Task requirements -> Please say how many lines in the records below contain the word "Head", giving only the number.

[Dataset entries for page text]
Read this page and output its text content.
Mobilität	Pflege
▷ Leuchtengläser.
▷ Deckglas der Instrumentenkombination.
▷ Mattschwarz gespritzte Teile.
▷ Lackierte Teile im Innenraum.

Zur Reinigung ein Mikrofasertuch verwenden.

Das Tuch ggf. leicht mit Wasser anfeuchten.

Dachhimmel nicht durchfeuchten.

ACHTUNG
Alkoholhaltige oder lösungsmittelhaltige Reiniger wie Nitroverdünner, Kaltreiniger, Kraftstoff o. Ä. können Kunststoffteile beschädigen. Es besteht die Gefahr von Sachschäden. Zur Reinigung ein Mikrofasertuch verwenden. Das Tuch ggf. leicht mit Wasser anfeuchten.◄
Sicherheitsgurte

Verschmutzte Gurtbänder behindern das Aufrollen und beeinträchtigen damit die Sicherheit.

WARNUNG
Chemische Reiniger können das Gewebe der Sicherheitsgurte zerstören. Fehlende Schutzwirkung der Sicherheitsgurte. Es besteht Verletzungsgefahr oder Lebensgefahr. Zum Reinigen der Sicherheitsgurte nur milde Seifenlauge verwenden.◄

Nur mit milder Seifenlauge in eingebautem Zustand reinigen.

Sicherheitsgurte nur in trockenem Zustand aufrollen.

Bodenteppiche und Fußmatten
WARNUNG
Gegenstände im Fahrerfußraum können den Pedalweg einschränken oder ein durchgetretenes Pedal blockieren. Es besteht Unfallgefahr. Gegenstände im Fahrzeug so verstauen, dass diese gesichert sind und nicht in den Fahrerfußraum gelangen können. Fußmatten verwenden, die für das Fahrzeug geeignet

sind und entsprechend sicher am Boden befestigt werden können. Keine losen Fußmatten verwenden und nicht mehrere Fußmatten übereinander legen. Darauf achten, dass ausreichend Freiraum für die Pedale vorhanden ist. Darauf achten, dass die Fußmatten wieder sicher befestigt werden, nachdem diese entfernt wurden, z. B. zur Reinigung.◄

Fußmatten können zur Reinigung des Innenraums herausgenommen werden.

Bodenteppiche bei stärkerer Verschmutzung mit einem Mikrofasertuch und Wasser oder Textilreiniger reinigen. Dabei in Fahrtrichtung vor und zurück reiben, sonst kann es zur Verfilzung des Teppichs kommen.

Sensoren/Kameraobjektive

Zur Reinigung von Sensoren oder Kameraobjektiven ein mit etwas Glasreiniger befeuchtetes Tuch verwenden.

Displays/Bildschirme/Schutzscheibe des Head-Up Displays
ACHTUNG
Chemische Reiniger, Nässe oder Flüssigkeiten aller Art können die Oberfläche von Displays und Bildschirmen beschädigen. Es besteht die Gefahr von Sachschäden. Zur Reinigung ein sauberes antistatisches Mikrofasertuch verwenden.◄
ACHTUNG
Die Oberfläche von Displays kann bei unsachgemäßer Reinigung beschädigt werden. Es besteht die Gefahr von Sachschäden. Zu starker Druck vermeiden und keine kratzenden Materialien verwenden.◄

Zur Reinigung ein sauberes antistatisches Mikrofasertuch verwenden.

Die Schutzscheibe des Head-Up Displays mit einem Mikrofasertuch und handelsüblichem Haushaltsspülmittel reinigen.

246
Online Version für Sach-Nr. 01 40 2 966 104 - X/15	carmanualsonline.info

Reply -> 2